### Directive A:
Give the records again from the start through the line holding "legend-item-unannounced: Unannounced [365,635,526,682]", inclusive, with "callout-line-on-site" changed to "callout-line-onsite" and everything else unchanged.

### Excerpted passage:
** BEGIN **
I need to extract the information from '< a href="...">something.jpg< /a>' tags from a large string recursively that could contain multiple instances of the tags. I need to do this using regex on Oracle 11g.
An example of what I am looking for is:
Example String:
The string will always contain at least 1 instance of the < a> tag and there is no maximum to how many it can contain
The href will always a xid-[[:digit:]]
The attributes in the tag can vary
<p>text about something important</p><p><a href="@X@EmbeddedFile.requestUrlStub@X@bbcswebdav/xid-1234_1" target="_blank">file.pdf</a> </p><p><a href="@X@EmbeddedFile.requestUrlStub@X@bbcswebdav/xid-1235_1" target="_blank">anotherfile.pptx</a> </p><p><a href="@X@EmbeddedFile.requestUrlStub@X@bbcswebdav/xid-1236_1" target="_blank">yetanotherfile.pdf</a> </p>
Now with that string I want to extract the 3 < a ...>...< /a> blocks using
REGEXP_SUBSTR(< string>, '< pattern>', < start>, < occurrence >) and adjusting the occurrence value to grab the 3 instances.
What I have so far is:
SELECT REGEXP_SUBSTR(main_data, ''<a[[:print:]]+href="[[:print:]]+xid-1234_1"[[:print:]]+>[[:print:]]+</a>'', 1, 1)
FROM table
and the results I get from that are
<a href="@X@EmbeddedFile.requestUrlStub@X@bbcswebdav/xid-1234_1" target="_blank">file.pdf</a> </p><p><a href="@X@EmbeddedFile.requestUrlStub@X@bbcswebdav/xid-1235_1" target="_blank">anotherfile.pptx</a> </p><p><a href="@X@EmbeddedFile.requestUrlStub@X@bbcswebdav/xid-1236_1" target="_blank">yetanotherfile.pdf</a>
So it is starting with the first < a and then grabbing all the way to the last < /a>. When I need it to stop at the first instance of < /a>. Then when I increment the occurrence to 2 it should grab the second set of < a>< /a> tags. However currently setting the occurrence to 2 nothing is returned.
Any help will be appreciated. Thank you
** END **
### Directive B:
Answer these questions about the Oracle regex thread.
(i) Which Oracle version does the regex need to run on?
(ii) Which function does the poster plan to use, adjusting its occurrence value?
(iii) What is returned when the occurrence is set to 2?

### Source records:
** BEGIN **
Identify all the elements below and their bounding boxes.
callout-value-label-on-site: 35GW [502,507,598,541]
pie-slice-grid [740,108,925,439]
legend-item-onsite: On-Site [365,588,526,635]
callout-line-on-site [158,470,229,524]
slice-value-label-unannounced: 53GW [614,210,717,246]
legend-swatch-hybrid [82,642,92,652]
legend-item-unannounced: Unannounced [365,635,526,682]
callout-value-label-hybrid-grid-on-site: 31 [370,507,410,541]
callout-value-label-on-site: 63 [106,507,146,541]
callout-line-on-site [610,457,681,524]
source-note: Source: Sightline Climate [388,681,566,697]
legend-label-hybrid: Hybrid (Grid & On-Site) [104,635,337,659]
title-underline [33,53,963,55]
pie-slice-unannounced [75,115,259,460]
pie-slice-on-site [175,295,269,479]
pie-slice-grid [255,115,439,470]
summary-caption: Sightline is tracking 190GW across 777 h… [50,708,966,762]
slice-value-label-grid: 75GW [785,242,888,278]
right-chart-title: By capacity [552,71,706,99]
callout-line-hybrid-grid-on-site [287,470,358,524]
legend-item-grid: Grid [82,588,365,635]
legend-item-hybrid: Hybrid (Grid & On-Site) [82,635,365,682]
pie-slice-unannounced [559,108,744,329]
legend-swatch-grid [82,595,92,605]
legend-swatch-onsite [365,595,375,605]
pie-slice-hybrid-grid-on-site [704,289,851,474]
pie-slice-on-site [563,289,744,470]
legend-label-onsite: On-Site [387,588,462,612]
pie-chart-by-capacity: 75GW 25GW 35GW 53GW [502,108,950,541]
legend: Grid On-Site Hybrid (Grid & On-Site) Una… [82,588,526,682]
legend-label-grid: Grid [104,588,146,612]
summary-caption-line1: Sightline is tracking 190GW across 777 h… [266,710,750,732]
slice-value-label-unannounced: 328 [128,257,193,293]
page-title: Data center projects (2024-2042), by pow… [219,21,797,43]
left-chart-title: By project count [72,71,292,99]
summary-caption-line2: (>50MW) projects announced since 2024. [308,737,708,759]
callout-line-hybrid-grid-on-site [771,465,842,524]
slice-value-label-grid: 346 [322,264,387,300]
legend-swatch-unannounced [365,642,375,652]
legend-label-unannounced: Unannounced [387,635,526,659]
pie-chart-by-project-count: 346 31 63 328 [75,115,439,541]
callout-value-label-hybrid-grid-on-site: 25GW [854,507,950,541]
** END **
### Worked solution A:
Identify all the elements below and their bounding boxes.
callout-value-label-on-site: 35GW [502,507,598,541]
pie-slice-grid [740,108,925,439]
legend-item-onsite: On-Site [365,588,526,635]
callout-line-onsite [158,470,229,524]
slice-value-label-unannounced: 53GW [614,210,717,246]
legend-swatch-hybrid [82,642,92,652]
legend-item-unannounced: Unannounced [365,635,526,682]

### Worked solution B:
(i) Oracle 11g
(ii) REGEXP_SUBSTR
(iii) Nothing